■ Brief
Collect every line below that contains the string "plot", where letter case counts.

A block of data

>>

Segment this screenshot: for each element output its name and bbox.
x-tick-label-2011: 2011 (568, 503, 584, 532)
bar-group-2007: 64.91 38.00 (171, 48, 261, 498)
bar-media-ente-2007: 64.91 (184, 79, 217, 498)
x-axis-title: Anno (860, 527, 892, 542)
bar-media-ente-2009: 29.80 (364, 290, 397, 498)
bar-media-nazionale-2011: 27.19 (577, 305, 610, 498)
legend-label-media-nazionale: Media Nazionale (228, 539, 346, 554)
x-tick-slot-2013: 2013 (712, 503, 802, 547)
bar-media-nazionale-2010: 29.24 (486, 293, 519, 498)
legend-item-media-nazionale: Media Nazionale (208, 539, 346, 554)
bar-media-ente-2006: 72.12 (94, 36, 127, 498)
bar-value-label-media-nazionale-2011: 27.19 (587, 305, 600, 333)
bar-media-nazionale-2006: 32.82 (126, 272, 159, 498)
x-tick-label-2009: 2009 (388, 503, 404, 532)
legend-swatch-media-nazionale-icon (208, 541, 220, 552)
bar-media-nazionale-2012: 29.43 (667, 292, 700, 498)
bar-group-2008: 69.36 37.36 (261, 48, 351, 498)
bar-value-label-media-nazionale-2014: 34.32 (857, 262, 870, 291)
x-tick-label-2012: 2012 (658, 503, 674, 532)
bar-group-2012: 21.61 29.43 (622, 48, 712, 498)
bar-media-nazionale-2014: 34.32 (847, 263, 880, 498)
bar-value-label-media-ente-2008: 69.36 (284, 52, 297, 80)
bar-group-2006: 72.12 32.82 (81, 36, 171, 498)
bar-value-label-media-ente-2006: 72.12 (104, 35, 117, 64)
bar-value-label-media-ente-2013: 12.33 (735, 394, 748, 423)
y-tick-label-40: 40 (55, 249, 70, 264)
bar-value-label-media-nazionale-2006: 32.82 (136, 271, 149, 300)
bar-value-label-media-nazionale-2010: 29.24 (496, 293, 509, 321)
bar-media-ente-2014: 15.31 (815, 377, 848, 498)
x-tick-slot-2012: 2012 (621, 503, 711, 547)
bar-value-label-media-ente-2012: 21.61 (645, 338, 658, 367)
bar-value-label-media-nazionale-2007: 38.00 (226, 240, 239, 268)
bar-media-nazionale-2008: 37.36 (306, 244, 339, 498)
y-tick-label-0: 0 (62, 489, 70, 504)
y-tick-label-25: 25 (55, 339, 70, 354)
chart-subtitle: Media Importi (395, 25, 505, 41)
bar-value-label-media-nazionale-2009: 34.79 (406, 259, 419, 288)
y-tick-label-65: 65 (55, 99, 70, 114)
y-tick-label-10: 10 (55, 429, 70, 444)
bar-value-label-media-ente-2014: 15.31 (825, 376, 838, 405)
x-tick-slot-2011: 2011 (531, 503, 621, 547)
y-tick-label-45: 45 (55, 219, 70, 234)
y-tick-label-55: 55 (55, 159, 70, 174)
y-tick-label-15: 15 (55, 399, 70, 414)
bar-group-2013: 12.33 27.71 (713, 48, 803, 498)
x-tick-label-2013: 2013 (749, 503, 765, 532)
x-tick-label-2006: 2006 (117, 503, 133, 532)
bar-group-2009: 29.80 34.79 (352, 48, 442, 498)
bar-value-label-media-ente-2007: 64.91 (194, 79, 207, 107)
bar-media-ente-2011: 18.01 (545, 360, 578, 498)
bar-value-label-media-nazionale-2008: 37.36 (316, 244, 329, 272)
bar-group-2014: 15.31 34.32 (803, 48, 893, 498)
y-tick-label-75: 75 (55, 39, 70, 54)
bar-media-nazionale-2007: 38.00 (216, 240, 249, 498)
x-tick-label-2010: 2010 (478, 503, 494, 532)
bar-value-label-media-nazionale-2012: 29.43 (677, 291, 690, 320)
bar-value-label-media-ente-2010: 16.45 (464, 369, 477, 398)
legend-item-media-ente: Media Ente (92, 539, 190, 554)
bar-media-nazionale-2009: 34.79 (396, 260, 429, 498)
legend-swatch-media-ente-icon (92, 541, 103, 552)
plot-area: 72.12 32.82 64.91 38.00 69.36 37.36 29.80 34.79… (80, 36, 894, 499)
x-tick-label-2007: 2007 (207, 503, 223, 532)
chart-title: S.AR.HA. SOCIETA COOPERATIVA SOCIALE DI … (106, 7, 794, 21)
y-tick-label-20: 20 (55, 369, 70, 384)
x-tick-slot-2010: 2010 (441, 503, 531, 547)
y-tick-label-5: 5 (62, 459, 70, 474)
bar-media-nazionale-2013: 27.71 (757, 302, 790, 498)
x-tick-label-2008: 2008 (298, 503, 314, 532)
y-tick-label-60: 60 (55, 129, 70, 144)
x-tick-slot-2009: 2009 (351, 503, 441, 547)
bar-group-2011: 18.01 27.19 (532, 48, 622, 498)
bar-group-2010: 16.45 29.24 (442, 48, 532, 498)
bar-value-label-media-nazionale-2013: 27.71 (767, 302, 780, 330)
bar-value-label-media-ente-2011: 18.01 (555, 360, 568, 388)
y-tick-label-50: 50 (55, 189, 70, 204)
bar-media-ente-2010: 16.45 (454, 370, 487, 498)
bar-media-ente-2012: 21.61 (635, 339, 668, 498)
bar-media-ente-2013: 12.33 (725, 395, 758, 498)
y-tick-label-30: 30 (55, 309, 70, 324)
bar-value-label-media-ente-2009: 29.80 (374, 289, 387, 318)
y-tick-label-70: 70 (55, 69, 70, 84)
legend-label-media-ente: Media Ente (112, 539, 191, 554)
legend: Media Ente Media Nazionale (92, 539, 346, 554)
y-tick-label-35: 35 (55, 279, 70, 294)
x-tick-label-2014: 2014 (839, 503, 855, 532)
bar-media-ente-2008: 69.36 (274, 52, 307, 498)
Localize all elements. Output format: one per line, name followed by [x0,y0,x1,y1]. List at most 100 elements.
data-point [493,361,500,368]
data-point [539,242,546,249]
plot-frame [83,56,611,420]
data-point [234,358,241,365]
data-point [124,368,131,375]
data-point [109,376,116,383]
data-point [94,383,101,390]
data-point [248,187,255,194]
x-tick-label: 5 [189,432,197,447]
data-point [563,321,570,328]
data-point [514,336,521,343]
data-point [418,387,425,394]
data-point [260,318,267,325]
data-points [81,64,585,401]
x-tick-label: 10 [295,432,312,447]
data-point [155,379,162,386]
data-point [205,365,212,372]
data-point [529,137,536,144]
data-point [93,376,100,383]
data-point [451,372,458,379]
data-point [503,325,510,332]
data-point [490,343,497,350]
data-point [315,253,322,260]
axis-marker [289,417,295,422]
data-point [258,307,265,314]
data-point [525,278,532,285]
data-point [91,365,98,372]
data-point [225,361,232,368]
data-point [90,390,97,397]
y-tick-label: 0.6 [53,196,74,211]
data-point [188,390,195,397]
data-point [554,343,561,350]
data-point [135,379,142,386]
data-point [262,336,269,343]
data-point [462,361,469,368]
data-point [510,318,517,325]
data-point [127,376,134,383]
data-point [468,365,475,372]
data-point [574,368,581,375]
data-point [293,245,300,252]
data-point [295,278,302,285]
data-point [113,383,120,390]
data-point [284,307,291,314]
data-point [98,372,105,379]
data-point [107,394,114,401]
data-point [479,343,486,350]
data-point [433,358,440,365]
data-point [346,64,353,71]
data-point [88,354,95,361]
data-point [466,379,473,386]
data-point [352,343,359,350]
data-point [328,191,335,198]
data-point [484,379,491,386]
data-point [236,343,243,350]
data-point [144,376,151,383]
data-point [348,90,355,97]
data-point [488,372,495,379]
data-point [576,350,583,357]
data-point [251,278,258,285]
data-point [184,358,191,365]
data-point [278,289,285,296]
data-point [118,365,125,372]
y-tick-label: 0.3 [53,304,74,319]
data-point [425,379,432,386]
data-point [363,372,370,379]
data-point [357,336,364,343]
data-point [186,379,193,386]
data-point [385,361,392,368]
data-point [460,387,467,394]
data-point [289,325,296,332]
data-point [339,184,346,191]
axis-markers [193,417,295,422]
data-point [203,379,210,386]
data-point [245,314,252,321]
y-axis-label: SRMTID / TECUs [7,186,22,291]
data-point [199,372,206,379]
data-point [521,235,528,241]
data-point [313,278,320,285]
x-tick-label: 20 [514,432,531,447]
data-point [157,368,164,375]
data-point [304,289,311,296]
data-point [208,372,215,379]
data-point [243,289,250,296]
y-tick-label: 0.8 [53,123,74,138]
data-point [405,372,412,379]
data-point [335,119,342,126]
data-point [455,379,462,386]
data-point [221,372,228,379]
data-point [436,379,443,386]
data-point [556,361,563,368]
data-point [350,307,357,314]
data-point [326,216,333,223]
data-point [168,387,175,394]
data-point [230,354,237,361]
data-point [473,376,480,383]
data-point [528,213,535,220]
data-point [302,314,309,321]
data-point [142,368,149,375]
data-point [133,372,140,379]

<<

■ Finished exercise
plot-area: 72.12 32.82 64.91 38.00 69.36 37.36 29.80 34.79… (80, 36, 894, 499)
plot-frame [83,56,611,420]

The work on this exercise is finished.